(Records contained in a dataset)
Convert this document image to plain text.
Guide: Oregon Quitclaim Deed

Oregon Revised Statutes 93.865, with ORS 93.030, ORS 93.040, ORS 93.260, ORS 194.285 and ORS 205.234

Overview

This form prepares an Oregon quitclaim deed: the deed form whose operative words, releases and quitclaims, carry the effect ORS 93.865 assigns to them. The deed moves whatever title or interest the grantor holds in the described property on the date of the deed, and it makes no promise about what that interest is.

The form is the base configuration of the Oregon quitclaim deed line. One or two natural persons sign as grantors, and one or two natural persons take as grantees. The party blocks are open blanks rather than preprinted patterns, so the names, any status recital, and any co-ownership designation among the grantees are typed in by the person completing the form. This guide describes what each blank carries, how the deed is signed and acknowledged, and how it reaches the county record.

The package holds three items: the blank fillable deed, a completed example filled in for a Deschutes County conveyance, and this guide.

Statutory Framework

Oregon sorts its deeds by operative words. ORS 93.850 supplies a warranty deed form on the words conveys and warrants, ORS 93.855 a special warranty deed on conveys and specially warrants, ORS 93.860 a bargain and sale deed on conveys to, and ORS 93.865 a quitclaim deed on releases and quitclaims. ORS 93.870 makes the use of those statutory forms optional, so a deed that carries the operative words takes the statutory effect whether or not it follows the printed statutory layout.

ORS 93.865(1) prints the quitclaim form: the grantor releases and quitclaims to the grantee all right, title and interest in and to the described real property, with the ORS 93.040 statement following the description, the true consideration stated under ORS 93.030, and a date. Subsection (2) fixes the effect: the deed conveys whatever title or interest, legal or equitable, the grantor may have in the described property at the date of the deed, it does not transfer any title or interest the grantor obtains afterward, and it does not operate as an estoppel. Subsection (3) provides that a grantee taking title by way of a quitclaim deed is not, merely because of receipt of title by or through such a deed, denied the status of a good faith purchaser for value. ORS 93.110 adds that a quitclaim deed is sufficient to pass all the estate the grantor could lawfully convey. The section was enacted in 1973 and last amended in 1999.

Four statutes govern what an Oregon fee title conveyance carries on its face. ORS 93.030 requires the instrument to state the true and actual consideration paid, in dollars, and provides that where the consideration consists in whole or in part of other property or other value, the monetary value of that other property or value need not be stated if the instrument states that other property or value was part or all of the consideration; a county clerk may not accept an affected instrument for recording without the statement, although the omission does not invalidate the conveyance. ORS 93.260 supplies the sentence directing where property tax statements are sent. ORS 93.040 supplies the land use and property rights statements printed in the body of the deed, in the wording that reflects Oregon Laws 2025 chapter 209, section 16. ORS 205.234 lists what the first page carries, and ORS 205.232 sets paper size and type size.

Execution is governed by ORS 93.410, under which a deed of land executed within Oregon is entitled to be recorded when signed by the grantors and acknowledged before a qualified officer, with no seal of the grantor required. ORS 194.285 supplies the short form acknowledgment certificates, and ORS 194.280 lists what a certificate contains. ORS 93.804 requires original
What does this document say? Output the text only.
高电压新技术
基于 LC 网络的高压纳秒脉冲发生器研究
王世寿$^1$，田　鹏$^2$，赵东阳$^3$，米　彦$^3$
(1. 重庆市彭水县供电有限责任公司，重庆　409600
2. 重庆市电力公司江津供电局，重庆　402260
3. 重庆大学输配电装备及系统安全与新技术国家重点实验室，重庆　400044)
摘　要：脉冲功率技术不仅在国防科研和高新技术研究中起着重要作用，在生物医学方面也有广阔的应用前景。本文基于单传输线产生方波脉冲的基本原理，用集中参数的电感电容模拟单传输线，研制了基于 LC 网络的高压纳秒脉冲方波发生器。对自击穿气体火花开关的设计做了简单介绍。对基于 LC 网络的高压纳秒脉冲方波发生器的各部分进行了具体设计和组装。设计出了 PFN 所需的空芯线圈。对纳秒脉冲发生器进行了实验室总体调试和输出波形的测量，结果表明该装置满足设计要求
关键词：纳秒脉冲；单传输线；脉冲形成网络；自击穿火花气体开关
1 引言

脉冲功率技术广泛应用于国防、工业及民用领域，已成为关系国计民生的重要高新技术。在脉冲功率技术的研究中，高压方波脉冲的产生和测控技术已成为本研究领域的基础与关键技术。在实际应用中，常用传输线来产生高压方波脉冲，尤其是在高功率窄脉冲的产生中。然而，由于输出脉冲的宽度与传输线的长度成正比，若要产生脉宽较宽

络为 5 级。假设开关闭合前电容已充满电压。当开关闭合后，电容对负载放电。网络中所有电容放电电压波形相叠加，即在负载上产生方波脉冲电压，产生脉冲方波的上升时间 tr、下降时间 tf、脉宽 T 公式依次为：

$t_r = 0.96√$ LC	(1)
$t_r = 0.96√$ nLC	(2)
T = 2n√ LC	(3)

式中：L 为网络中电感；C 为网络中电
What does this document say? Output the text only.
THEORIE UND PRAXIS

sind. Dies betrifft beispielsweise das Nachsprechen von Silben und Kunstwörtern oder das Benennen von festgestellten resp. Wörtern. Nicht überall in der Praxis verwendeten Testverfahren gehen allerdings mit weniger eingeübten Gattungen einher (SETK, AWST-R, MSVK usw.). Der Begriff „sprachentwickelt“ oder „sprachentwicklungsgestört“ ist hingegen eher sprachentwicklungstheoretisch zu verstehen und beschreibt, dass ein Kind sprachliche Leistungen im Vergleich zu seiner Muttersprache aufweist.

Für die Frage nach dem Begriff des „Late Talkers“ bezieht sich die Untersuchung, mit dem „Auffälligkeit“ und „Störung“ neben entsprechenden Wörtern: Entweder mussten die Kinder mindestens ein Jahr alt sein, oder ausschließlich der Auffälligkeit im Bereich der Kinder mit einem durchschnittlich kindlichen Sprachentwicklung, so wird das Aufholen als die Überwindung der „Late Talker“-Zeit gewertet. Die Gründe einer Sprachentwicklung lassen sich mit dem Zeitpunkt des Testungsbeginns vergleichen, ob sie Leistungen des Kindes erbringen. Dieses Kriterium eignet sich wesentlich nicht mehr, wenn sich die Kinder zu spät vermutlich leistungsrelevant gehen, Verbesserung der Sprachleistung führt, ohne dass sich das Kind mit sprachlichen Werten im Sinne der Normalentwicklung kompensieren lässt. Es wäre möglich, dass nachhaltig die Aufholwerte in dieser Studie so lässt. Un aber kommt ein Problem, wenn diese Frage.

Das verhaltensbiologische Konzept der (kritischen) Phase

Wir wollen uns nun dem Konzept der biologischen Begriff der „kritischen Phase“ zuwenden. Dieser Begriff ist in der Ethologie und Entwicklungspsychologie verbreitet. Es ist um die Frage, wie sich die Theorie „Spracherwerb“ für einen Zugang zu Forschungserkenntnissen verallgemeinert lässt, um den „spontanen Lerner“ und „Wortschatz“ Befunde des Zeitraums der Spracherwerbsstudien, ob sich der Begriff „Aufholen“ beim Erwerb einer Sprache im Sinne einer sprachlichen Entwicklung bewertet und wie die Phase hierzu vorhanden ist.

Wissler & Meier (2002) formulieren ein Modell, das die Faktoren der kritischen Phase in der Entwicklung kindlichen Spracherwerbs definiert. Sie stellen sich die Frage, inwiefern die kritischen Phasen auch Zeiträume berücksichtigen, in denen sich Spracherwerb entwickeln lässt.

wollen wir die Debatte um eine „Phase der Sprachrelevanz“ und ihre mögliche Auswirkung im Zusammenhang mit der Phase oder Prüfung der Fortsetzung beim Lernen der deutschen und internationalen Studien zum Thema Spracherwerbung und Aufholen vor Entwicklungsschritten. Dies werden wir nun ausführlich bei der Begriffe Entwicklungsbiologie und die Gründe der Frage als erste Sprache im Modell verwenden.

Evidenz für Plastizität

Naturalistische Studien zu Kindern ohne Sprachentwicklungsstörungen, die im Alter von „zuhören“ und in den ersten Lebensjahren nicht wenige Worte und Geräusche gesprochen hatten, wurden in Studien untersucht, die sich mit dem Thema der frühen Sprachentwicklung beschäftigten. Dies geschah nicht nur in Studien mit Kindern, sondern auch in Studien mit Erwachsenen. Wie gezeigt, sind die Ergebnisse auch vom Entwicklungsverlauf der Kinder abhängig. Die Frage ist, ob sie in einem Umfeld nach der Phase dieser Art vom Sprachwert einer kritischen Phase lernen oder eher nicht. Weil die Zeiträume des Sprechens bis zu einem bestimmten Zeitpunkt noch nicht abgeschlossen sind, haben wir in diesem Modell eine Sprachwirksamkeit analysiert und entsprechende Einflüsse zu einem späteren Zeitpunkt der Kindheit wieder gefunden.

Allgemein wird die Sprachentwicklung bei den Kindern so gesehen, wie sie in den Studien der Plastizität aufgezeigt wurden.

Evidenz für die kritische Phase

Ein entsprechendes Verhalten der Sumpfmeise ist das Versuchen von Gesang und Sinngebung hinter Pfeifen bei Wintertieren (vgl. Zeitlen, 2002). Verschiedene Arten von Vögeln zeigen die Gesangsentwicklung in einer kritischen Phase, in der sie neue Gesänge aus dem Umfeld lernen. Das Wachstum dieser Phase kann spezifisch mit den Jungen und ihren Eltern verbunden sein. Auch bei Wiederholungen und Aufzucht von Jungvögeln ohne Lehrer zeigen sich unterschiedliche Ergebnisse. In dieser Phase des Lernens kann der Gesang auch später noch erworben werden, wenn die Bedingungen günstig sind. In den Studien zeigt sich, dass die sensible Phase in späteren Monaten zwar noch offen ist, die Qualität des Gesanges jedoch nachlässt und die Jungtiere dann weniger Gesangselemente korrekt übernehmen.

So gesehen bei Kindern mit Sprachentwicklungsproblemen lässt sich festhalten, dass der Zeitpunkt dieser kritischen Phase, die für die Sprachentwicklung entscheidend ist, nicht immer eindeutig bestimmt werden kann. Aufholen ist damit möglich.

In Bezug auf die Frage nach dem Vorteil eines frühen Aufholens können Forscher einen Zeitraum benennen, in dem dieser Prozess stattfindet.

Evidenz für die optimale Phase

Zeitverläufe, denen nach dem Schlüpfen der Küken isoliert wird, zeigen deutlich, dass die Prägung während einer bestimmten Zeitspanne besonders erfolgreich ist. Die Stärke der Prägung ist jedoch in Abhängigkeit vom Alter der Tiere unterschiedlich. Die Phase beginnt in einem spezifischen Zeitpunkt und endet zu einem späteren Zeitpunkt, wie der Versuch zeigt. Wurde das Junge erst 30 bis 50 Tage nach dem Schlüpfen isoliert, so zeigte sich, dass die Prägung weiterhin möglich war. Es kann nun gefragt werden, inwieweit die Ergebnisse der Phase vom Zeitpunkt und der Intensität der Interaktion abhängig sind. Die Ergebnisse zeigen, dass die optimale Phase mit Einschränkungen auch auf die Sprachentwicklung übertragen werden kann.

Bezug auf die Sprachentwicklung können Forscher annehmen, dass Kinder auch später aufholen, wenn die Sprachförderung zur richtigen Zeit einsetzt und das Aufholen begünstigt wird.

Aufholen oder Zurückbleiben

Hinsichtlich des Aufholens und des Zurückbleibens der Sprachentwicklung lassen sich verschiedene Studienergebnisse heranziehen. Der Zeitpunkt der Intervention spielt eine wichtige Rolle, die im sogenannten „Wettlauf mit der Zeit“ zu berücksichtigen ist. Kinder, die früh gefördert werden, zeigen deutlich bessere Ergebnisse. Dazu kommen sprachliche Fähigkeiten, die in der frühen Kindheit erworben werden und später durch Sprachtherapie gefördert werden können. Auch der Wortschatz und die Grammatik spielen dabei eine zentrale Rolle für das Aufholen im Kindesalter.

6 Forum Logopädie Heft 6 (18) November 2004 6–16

*What this task involves*
Extract, from the material above, each line holding the word "Plastizität".

*Output*
Evidenz für Plastizität
Allgemein wird die Sprachentwicklung bei den Kindern so gesehen, wie sie in den Studien der Plastizität aufgezeigt wurden.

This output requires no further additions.